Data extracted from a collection
——
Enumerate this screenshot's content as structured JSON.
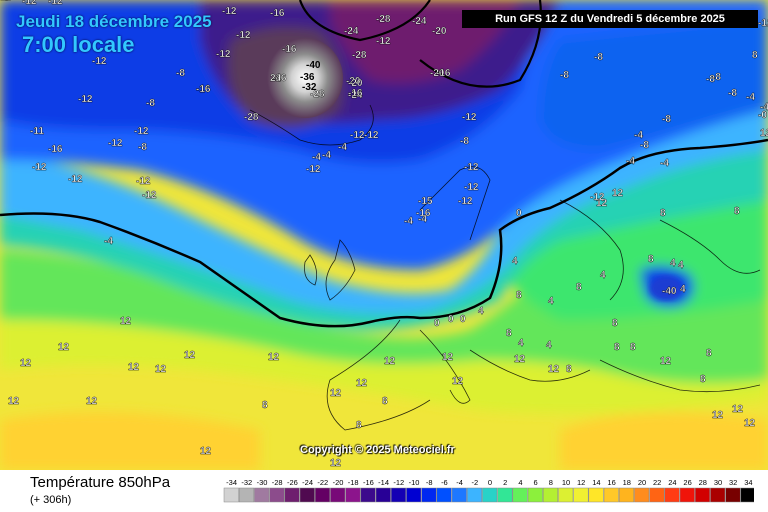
{
  "header": {
    "date": "Jeudi 18 décembre 2025",
    "time": "7:00 locale",
    "run": "Run GFS 12 Z du Vendredi 5 décembre 2025"
  },
  "copyright": "Copyright © 2025 Meteociel.fr",
  "footer": {
    "parameter": "Température 850hPa",
    "lead_time": "(+ 306h)"
  },
  "legend": {
    "values": [
      "-34",
      "-32",
      "-30",
      "-28",
      "-26",
      "-24",
      "-22",
      "-20",
      "-18",
      "-16",
      "-14",
      "-12",
      "-10",
      "-8",
      "-6",
      "-4",
      "-2",
      "0",
      "2",
      "4",
      "6",
      "8",
      "10",
      "12",
      "14",
      "16",
      "18",
      "20",
      "22",
      "24",
      "26",
      "28",
      "30",
      "32",
      "34"
    ],
    "colors": [
      "#d2d2d2",
      "#b4b4b4",
      "#a07aa0",
      "#8c4c8c",
      "#6e1e6e",
      "#500a50",
      "#640064",
      "#780a78",
      "#8c148c",
      "#3c0a8c",
      "#280096",
      "#1400b4",
      "#0000d2",
      "#0028f0",
      "#0050ff",
      "#1e78ff",
      "#3cb4ff",
      "#28d2c8",
      "#32e696",
      "#64f05a",
      "#8cf03c",
      "#b4f032",
      "#dcf032",
      "#f0f032",
      "#ffe628",
      "#ffc828",
      "#ffb41e",
      "#ff8c1e",
      "#ff6414",
      "#ff3c14",
      "#f0140a",
      "#d20000",
      "#aa0000",
      "#780000",
      "#000000"
    ]
  },
  "map_labels": [
    {
      "t": "-12",
      "c": "w"
    },
    {
      "t": "-12",
      "c": "w"
    },
    {
      "t": "-12",
      "c": "w"
    },
    {
      "t": "-16",
      "c": "w"
    },
    {
      "t": "-12",
      "c": "w"
    },
    {
      "t": "-12",
      "c": "w"
    },
    {
      "t": "-12",
      "c": "w"
    },
    {
      "t": "-8",
      "c": "w"
    },
    {
      "t": "-16",
      "c": "w"
    },
    {
      "t": "-12",
      "c": "w"
    },
    {
      "t": "-8",
      "c": "w"
    },
    {
      "t": "-12",
      "c": "w"
    },
    {
      "t": "-8",
      "c": "w"
    },
    {
      "t": "-12",
      "c": "w"
    },
    {
      "t": "-11",
      "c": "w"
    },
    {
      "t": "-16",
      "c": "w"
    },
    {
      "t": "-12",
      "c": "w"
    },
    {
      "t": "-12",
      "c": "w"
    },
    {
      "t": "-12",
      "c": "w"
    },
    {
      "t": "-12",
      "c": "w"
    },
    {
      "t": "-16",
      "c": "w"
    },
    {
      "t": "-12",
      "c": "w"
    },
    {
      "t": "-16",
      "c": "w"
    },
    {
      "t": "-24",
      "c": "w"
    },
    {
      "t": "-28",
      "c": "w"
    },
    {
      "t": "-28",
      "c": "w"
    },
    {
      "t": "-24",
      "c": "w"
    },
    {
      "t": "-20",
      "c": "w"
    },
    {
      "t": "-20",
      "c": "w"
    },
    {
      "t": "-24",
      "c": "w"
    },
    {
      "t": "-20",
      "c": "w"
    },
    {
      "t": "-16",
      "c": "w"
    },
    {
      "t": "24",
      "c": "w"
    },
    {
      "t": "-28",
      "c": "w"
    },
    {
      "t": "-40",
      "c": "k"
    },
    {
      "t": "-36",
      "c": "k"
    },
    {
      "t": "-32",
      "c": "k"
    },
    {
      "t": "-28",
      "c": "w"
    },
    {
      "t": "-20",
      "c": "w"
    },
    {
      "t": "-16",
      "c": "w"
    },
    {
      "t": "-16",
      "c": "w"
    },
    {
      "t": "-12",
      "c": "w"
    },
    {
      "t": "-12",
      "c": "w"
    },
    {
      "t": "-12",
      "c": "w"
    },
    {
      "t": "-8",
      "c": "w"
    },
    {
      "t": "-4",
      "c": "w"
    },
    {
      "t": "-4",
      "c": "w"
    },
    {
      "t": "-4",
      "c": "w"
    },
    {
      "t": "-12",
      "c": "w"
    },
    {
      "t": "-12",
      "c": "w"
    },
    {
      "t": "-12",
      "c": "w"
    },
    {
      "t": "-12",
      "c": "w"
    },
    {
      "t": "-15",
      "c": "w"
    },
    {
      "t": "-16",
      "c": "w"
    },
    {
      "t": "-4",
      "c": "w"
    },
    {
      "t": "-4",
      "c": "w"
    },
    {
      "t": "-4",
      "c": "w"
    },
    {
      "t": "-8",
      "c": "w"
    },
    {
      "t": "-8",
      "c": "w"
    },
    {
      "t": "-8",
      "c": "w"
    },
    {
      "t": "-8",
      "c": "w"
    },
    {
      "t": "-8",
      "c": "w"
    },
    {
      "t": "-4",
      "c": "w"
    },
    {
      "t": "-4",
      "c": "w"
    },
    {
      "t": "-4",
      "c": "w"
    },
    {
      "t": "-8",
      "c": "w"
    },
    {
      "t": "-4",
      "c": "w"
    },
    {
      "t": "-4",
      "c": "w"
    },
    {
      "t": "-8",
      "c": "w"
    },
    {
      "t": "-0",
      "c": "w"
    },
    {
      "t": "8",
      "c": "w"
    },
    {
      "t": "8",
      "c": "w"
    },
    {
      "t": "0",
      "c": "w"
    },
    {
      "t": "4",
      "c": "w"
    },
    {
      "t": "4",
      "c": "w"
    },
    {
      "t": "8",
      "c": "w"
    },
    {
      "t": "4",
      "c": "w"
    },
    {
      "t": "-40",
      "c": "w"
    },
    {
      "t": "4",
      "c": "w"
    },
    {
      "t": "4",
      "c": "w"
    },
    {
      "t": "0",
      "c": "w"
    },
    {
      "t": "0",
      "c": "w"
    },
    {
      "t": "0",
      "c": "w"
    },
    {
      "t": "4",
      "c": "w"
    },
    {
      "t": "8",
      "c": "w"
    },
    {
      "t": "8",
      "c": "w"
    },
    {
      "t": "4",
      "c": "w"
    },
    {
      "t": "8",
      "c": "w"
    },
    {
      "t": "8",
      "c": "w"
    },
    {
      "t": "4",
      "c": "w"
    },
    {
      "t": "4",
      "c": "w"
    },
    {
      "t": "8",
      "c": "w"
    },
    {
      "t": "8",
      "c": "w"
    },
    {
      "t": "8",
      "c": "w"
    },
    {
      "t": "12",
      "c": "w"
    },
    {
      "t": "12",
      "c": "w"
    },
    {
      "t": "12",
      "c": "w"
    },
    {
      "t": "12",
      "c": "w"
    },
    {
      "t": "12",
      "c": "w"
    },
    {
      "t": "12",
      "c": "w"
    },
    {
      "t": "12",
      "c": "w"
    },
    {
      "t": "12",
      "c": "w"
    },
    {
      "t": "12",
      "c": "w"
    },
    {
      "t": "12",
      "c": "w"
    },
    {
      "t": "12",
      "c": "w"
    },
    {
      "t": "12",
      "c": "w"
    },
    {
      "t": "12",
      "c": "w"
    },
    {
      "t": "8",
      "c": "w"
    },
    {
      "t": "8",
      "c": "w"
    },
    {
      "t": "8",
      "c": "w"
    },
    {
      "t": "8",
      "c": "w"
    },
    {
      "t": "8",
      "c": "w"
    },
    {
      "t": "12",
      "c": "w"
    },
    {
      "t": "12",
      "c": "w"
    },
    {
      "t": "12",
      "c": "w"
    },
    {
      "t": "12",
      "c": "w"
    },
    {
      "t": "12",
      "c": "w"
    },
    {
      "t": "12",
      "c": "w"
    },
    {
      "t": "12",
      "c": "w"
    },
    {
      "t": "12",
      "c": "w"
    },
    {
      "t": "12",
      "c": "w"
    },
    {
      "t": "12",
      "c": "w"
    },
    {
      "t": "8",
      "c": "w"
    },
    {
      "t": "12",
      "c": "w"
    },
    {
      "t": "12",
      "c": "w"
    },
    {
      "t": "-12",
      "c": "w"
    },
    {
      "t": "-12",
      "c": "w"
    },
    {
      "t": "-8",
      "c": "w"
    },
    {
      "t": "-8",
      "c": "w"
    },
    {
      "t": "-4",
      "c": "w"
    },
    {
      "t": "12",
      "c": "w"
    }
  ]
}
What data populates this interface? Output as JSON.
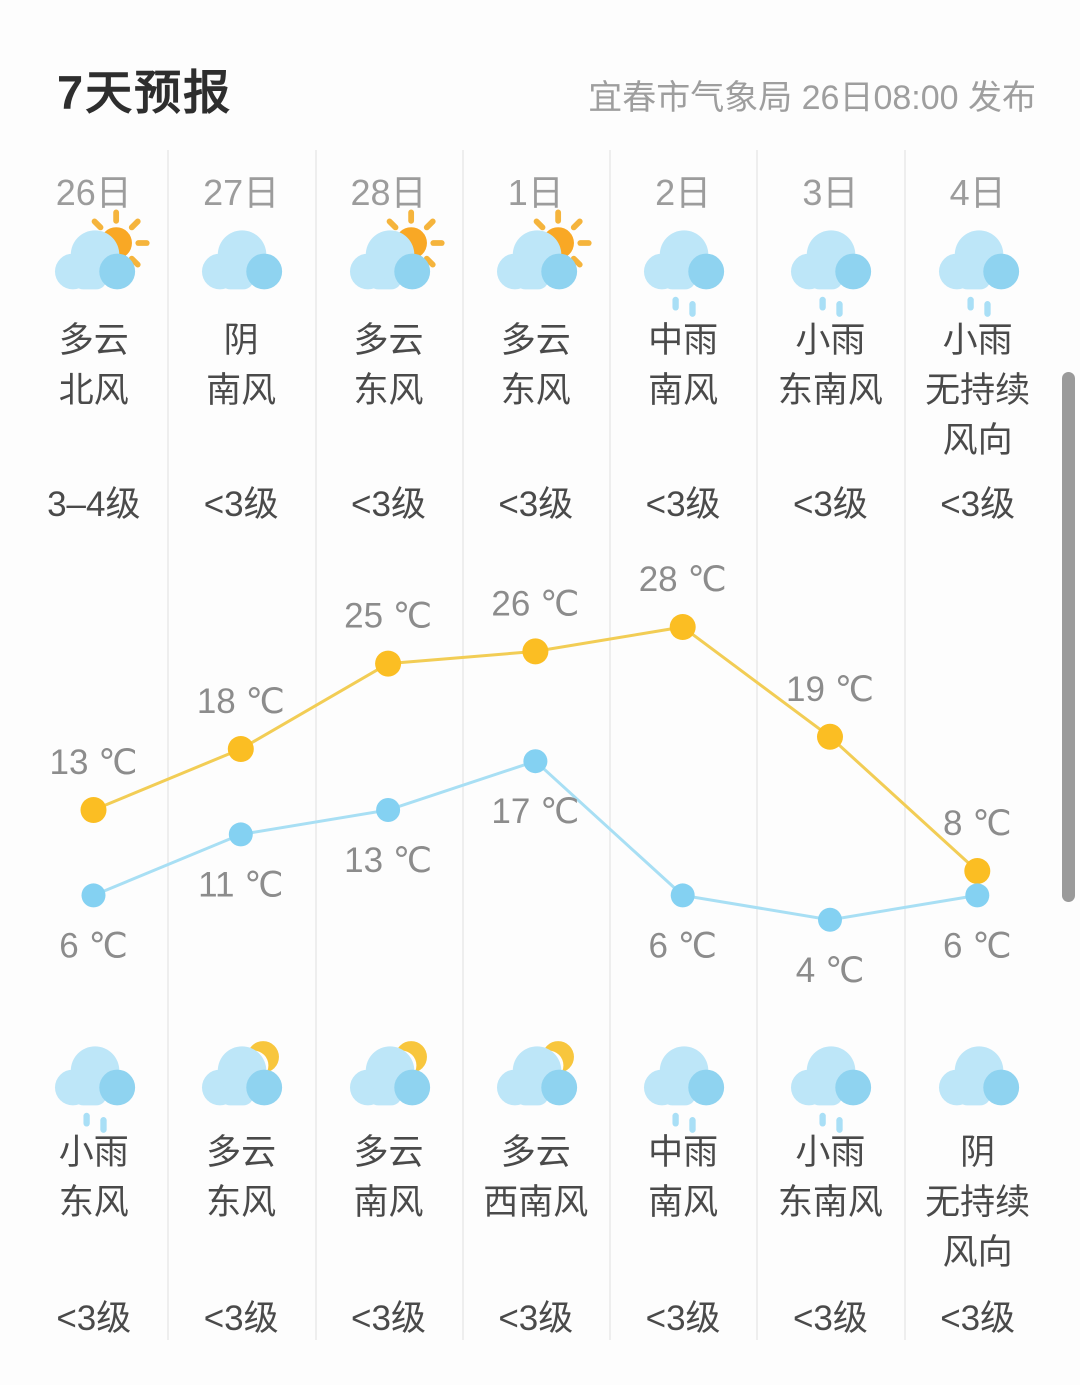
——
Report the number of lines in the listing above that include the word "JSON", and nothing else.

## [RESPONSE BELOW]
2